DIRECTION =>
Retype exactly the lines below, starting with the line that contains "Decode this image" and ending with the last line; leave out any pictures.

# Start of DATA SUPPLIED

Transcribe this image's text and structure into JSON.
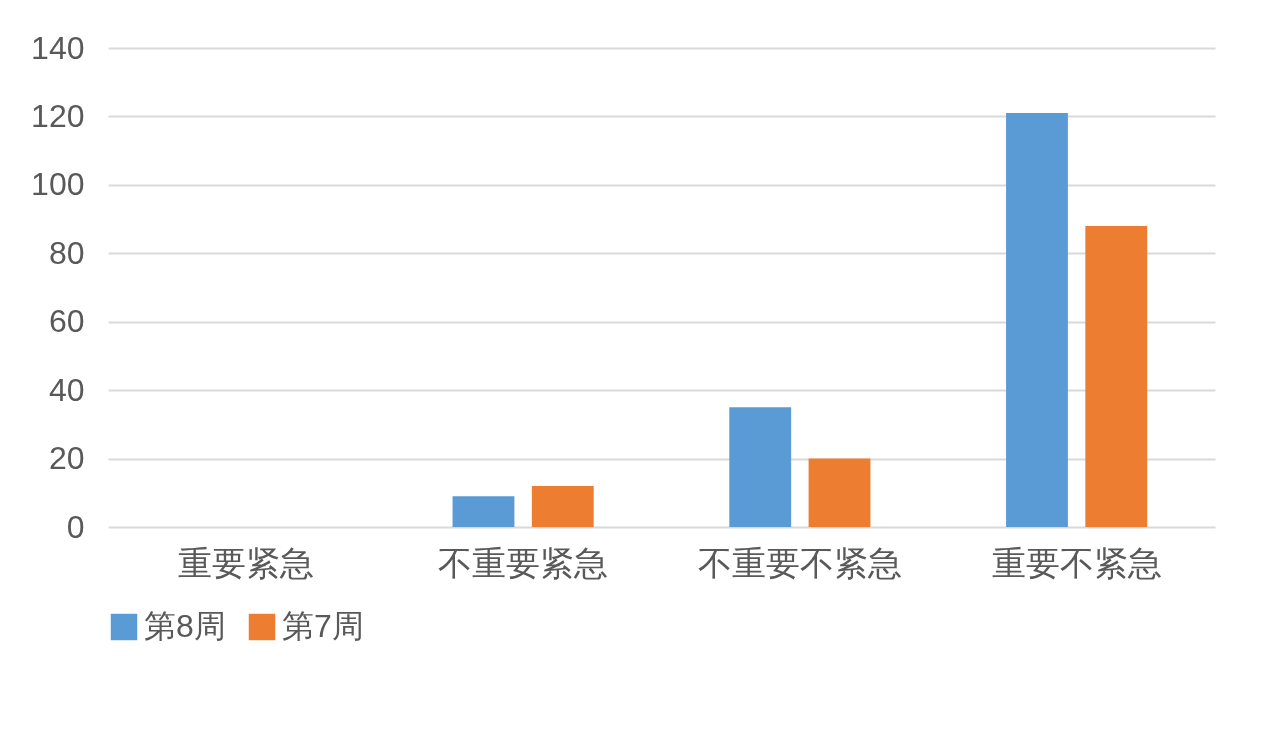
{
  "chart_data": {
    "type": "bar",
    "categories": [
      "重要紧急",
      "不重要紧急",
      "不重要不紧急",
      "重要不紧急"
    ],
    "series": [
      {
        "name": "第8周",
        "color": "#5b9bd5",
        "values": [
          0,
          9,
          35,
          121
        ]
      },
      {
        "name": "第7周",
        "color": "#ed7d31",
        "values": [
          0,
          12,
          20,
          88
        ]
      }
    ],
    "ylim": [
      0,
      140
    ],
    "yticks": [
      0,
      20,
      40,
      60,
      80,
      100,
      120,
      140
    ],
    "grid": "y",
    "legend": "bottom"
  }
}
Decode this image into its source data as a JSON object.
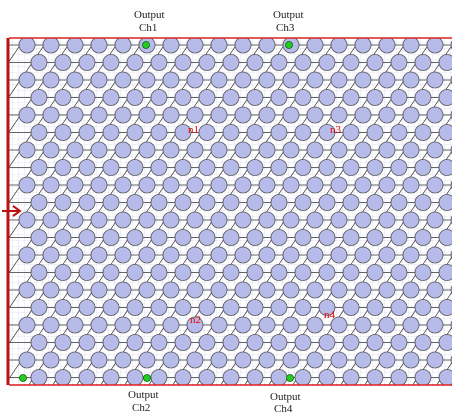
{
  "outputs": [
    {
      "label": "Output",
      "channel": "Ch1"
    },
    {
      "label": "Output",
      "channel": "Ch3"
    },
    {
      "label": "Output",
      "channel": "Ch2"
    },
    {
      "label": "Output",
      "channel": "Ch4"
    }
  ],
  "regions": [
    "n1",
    "n3",
    "n2",
    "n4"
  ]
}
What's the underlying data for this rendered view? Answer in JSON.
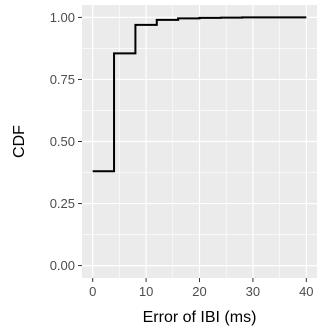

# End of DATA SUPPLIED

THE REPLY =>
Decode this image into its source data as a JSON object.
{
  "outputs": [
    {
      "label": "Output",
      "channel": "Ch1"
    },
    {
      "label": "Output",
      "channel": "Ch3"
    },
    {
      "label": "Output",
      "channel": "Ch2"
    },
    {
      "label": "Output",
      "channel": "Ch4"
    }
  ],
  "regions": [
    "n1",
    "n3",
    "n2",
    "n4"
  ]
}
What's the underlying data for this rendered view? Answer in JSON.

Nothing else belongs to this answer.